SET PROBLEM – Write out every line of the material as it stands, apart from the pictures.

DATA TO PROCESS –
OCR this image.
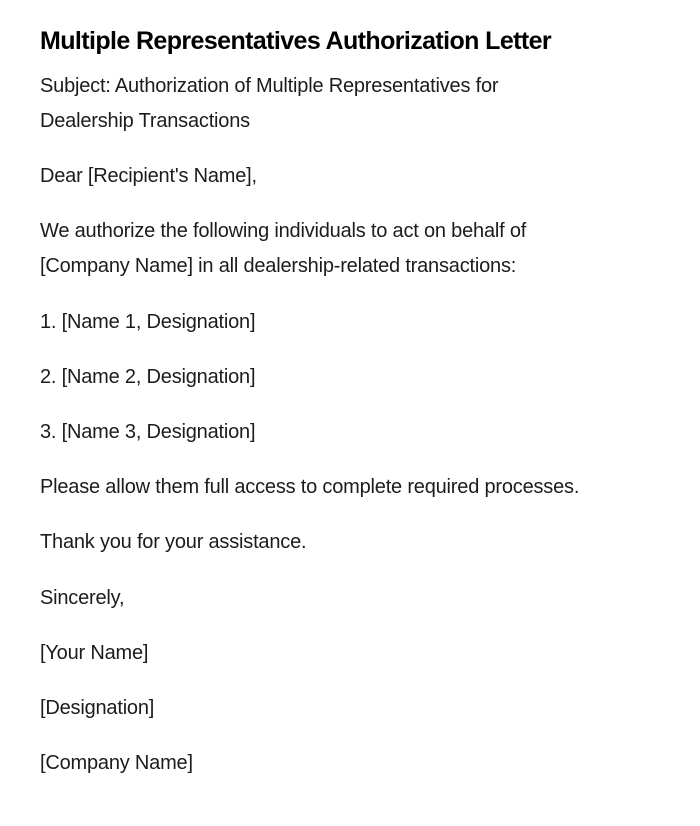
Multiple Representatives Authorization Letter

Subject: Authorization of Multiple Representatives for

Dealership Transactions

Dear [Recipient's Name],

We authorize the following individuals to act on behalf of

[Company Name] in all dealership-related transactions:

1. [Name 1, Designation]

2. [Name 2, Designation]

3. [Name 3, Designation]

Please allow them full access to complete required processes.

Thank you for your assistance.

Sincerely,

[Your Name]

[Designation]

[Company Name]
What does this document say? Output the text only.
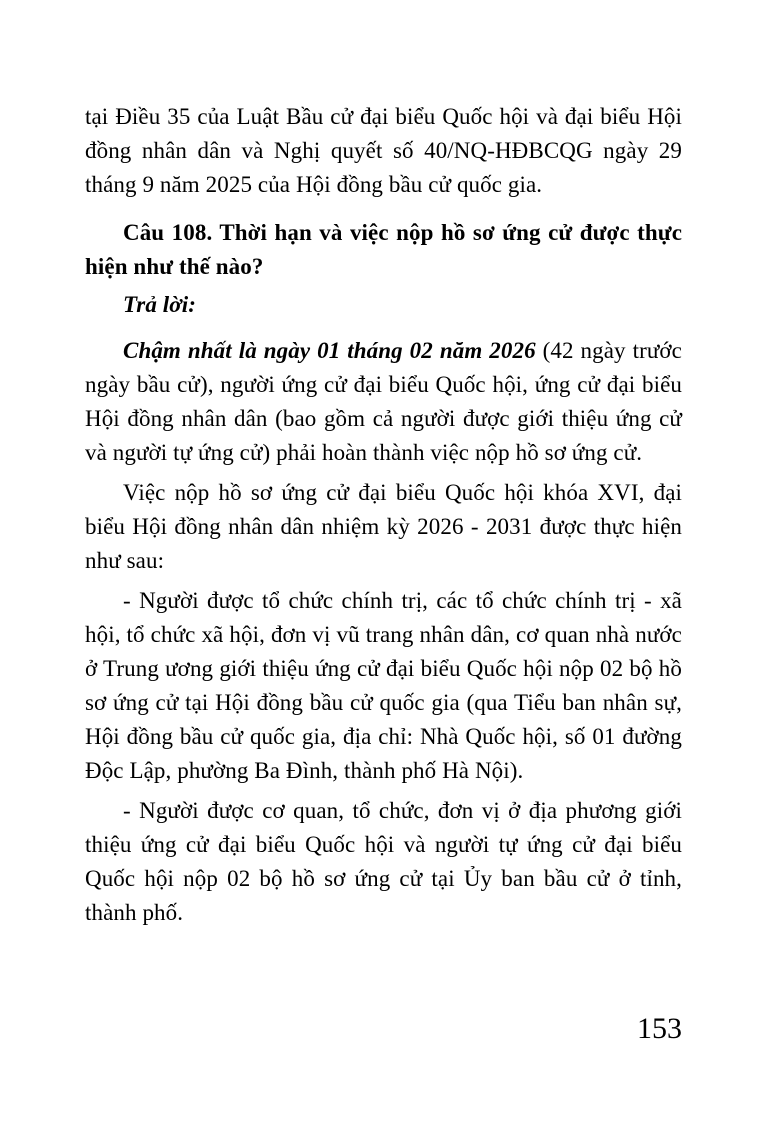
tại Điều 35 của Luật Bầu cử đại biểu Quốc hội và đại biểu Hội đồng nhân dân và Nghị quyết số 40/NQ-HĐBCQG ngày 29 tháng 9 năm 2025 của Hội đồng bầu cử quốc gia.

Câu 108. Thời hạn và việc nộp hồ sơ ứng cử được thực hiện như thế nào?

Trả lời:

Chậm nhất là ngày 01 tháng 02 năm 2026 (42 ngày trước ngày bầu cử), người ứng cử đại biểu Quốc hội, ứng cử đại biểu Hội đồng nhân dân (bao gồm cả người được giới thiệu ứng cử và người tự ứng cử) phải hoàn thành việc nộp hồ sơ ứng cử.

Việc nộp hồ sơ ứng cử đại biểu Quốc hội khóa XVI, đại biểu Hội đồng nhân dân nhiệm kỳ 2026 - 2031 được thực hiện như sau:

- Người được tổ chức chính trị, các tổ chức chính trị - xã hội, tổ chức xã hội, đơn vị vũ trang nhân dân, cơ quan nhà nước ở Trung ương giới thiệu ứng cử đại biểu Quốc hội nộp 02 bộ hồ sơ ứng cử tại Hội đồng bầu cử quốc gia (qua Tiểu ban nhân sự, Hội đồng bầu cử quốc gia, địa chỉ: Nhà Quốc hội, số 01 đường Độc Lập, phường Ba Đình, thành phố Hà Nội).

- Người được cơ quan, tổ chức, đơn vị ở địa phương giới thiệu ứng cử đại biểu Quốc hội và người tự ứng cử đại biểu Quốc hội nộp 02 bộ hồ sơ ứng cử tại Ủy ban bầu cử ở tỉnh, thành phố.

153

WORKED SOLUTION –
OCR this image.
Multiple Representatives Authorization Letter

Subject: Authorization of Multiple Representatives for

Dealership Transactions

Dear [Recipient's Name],

We authorize the following individuals to act on behalf of

[Company Name] in all dealership-related transactions:

1. [Name 1, Designation]

2. [Name 2, Designation]

3. [Name 3, Designation]

Please allow them full access to complete required processes.

Thank you for your assistance.

Sincerely,

[Your Name]

[Designation]

[Company Name]
What does this document say? Output the text only.
tại Điều 35 của Luật Bầu cử đại biểu Quốc hội và đại biểu Hội đồng nhân dân và Nghị quyết số 40/NQ-HĐBCQG ngày 29 tháng 9 năm 2025 của Hội đồng bầu cử quốc gia.

Câu 108. Thời hạn và việc nộp hồ sơ ứng cử được thực hiện như thế nào?

Trả lời:

Chậm nhất là ngày 01 tháng 02 năm 2026 (42 ngày trước ngày bầu cử), người ứng cử đại biểu Quốc hội, ứng cử đại biểu Hội đồng nhân dân (bao gồm cả người được giới thiệu ứng cử và người tự ứng cử) phải hoàn thành việc nộp hồ sơ ứng cử.

Việc nộp hồ sơ ứng cử đại biểu Quốc hội khóa XVI, đại biểu Hội đồng nhân dân nhiệm kỳ 2026 - 2031 được thực hiện như sau:

- Người được tổ chức chính trị, các tổ chức chính trị - xã hội, tổ chức xã hội, đơn vị vũ trang nhân dân, cơ quan nhà nước ở Trung ương giới thiệu ứng cử đại biểu Quốc hội nộp 02 bộ hồ sơ ứng cử tại Hội đồng bầu cử quốc gia (qua Tiểu ban nhân sự, Hội đồng bầu cử quốc gia, địa chỉ: Nhà Quốc hội, số 01 đường Độc Lập, phường Ba Đình, thành phố Hà Nội).

- Người được cơ quan, tổ chức, đơn vị ở địa phương giới thiệu ứng cử đại biểu Quốc hội và người tự ứng cử đại biểu Quốc hội nộp 02 bộ hồ sơ ứng cử tại Ủy ban bầu cử ở tỉnh, thành phố.

153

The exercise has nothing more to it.